◆ Written problem ◆
Reproduce the data below verbatim from the line containing "What does this" through its final line, and produce nothing more.

◆ Data ◆
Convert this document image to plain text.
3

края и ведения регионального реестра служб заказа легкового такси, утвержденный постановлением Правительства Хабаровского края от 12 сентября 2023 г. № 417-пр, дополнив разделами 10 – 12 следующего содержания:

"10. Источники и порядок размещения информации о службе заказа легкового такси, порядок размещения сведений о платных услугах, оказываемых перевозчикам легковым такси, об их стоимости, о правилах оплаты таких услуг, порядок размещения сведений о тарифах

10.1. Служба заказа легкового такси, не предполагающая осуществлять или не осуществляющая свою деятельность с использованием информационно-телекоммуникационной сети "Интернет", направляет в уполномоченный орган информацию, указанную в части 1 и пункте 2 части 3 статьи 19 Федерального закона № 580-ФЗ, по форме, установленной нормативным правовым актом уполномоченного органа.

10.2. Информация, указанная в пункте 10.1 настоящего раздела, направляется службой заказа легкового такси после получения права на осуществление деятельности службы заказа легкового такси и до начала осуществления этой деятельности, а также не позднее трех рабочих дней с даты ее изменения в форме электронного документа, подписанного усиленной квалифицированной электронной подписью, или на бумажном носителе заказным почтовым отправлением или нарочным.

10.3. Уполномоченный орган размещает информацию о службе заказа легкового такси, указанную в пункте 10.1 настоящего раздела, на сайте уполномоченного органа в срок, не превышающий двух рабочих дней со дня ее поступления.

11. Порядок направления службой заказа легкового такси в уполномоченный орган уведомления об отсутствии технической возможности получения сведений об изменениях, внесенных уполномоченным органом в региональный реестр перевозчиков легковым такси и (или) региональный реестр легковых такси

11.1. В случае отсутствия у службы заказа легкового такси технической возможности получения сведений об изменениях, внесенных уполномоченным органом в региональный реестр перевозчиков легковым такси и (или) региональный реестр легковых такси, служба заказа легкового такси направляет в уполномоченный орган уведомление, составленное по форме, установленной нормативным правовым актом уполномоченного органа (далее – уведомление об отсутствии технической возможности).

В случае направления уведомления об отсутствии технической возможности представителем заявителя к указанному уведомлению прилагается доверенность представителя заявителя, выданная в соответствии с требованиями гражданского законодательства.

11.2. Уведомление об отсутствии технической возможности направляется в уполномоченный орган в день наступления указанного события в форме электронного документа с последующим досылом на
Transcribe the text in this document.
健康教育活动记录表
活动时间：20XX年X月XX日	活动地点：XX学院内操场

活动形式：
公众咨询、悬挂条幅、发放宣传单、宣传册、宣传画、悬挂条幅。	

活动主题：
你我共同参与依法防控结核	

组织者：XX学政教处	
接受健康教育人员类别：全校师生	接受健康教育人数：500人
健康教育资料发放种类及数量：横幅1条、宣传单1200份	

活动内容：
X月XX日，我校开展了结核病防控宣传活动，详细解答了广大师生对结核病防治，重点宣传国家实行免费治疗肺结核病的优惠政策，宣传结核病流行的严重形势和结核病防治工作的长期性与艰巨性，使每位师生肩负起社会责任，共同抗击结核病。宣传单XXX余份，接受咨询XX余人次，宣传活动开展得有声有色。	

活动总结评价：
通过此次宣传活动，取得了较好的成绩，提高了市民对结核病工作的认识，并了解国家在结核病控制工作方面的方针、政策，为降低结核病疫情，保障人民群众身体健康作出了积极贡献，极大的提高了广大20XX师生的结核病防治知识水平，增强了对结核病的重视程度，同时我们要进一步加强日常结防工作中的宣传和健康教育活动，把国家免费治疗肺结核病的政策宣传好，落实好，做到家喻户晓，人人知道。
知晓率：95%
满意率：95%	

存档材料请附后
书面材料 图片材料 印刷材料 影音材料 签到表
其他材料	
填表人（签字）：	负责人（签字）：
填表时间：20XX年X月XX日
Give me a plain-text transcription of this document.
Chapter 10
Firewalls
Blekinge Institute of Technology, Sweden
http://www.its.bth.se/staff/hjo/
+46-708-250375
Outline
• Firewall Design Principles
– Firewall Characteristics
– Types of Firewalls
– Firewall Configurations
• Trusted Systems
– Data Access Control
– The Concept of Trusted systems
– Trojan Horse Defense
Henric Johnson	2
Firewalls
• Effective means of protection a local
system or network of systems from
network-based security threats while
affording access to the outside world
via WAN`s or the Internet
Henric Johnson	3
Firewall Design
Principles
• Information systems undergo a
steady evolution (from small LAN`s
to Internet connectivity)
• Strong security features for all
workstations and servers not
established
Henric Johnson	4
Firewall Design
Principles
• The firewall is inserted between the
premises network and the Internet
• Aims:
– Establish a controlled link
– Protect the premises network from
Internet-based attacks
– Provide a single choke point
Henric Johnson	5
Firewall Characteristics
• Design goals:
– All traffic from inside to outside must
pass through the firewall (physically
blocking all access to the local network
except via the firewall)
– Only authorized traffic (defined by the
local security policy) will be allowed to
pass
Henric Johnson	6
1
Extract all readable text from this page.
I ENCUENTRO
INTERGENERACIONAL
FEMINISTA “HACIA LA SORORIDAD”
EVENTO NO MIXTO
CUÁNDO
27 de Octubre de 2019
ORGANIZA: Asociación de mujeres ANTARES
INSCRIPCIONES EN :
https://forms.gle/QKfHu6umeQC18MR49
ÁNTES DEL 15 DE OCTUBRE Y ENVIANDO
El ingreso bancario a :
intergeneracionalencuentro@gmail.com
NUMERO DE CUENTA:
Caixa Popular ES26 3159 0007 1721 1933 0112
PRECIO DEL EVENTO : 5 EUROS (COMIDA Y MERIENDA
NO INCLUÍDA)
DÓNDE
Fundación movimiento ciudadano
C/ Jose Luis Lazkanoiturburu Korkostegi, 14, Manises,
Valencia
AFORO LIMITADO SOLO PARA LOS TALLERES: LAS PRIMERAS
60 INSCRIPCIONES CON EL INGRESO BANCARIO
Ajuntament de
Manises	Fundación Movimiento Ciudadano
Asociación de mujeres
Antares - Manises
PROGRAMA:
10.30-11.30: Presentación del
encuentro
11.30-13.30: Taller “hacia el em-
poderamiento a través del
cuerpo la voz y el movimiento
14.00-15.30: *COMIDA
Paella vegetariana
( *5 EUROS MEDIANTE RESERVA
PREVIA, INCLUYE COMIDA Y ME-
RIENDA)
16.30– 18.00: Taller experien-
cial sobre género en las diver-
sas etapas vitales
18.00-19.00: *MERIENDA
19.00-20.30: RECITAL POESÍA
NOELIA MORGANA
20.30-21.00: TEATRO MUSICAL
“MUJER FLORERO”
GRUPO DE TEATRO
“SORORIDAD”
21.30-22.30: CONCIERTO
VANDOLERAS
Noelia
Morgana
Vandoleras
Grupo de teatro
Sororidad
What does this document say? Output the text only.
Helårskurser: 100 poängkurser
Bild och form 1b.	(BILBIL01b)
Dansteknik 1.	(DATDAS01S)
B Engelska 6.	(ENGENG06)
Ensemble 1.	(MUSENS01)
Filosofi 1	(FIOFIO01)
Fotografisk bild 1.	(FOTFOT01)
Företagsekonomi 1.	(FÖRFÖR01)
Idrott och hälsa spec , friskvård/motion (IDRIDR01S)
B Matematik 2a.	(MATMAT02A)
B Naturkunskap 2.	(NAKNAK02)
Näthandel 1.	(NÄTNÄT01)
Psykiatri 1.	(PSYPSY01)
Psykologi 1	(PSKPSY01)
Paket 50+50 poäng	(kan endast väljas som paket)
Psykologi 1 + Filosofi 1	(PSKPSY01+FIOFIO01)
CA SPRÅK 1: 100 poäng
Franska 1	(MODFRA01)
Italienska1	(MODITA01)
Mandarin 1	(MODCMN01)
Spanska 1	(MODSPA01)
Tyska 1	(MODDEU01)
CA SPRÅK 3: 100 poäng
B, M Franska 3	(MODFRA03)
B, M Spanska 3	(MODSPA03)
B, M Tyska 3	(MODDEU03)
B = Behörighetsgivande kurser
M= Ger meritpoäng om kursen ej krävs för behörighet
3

◆ Answer ◆
What does this document say? Output the text only.
Helårskurser: 100 poängkurser
Bild och form 1b.	(BILBIL01b)
Dansteknik 1.	(DATDAS01S)
B Engelska 6.	(ENGENG06)
Ensemble 1.	(MUSENS01)
Filosofi 1	(FIOFIO01)
Fotografisk bild 1.	(FOTFOT01)
Företagsekonomi 1.	(FÖRFÖR01)
Idrott och hälsa spec , friskvård/motion (IDRIDR01S)
B Matematik 2a.	(MATMAT02A)
B Naturkunskap 2.	(NAKNAK02)
Näthandel 1.	(NÄTNÄT01)
Psykiatri 1.	(PSYPSY01)
Psykologi 1	(PSKPSY01)
Paket 50+50 poäng	(kan endast väljas som paket)
Psykologi 1 + Filosofi 1	(PSKPSY01+FIOFIO01)
CA SPRÅK 1: 100 poäng
Franska 1	(MODFRA01)
Italienska1	(MODITA01)
Mandarin 1	(MODCMN01)
Spanska 1	(MODSPA01)
Tyska 1	(MODDEU01)
CA SPRÅK 3: 100 poäng
B, M Franska 3	(MODFRA03)
B, M Spanska 3	(MODSPA03)
B, M Tyska 3	(MODDEU03)
B = Behörighetsgivande kurser
M= Ger meritpoäng om kursen ej krävs för behörighet
3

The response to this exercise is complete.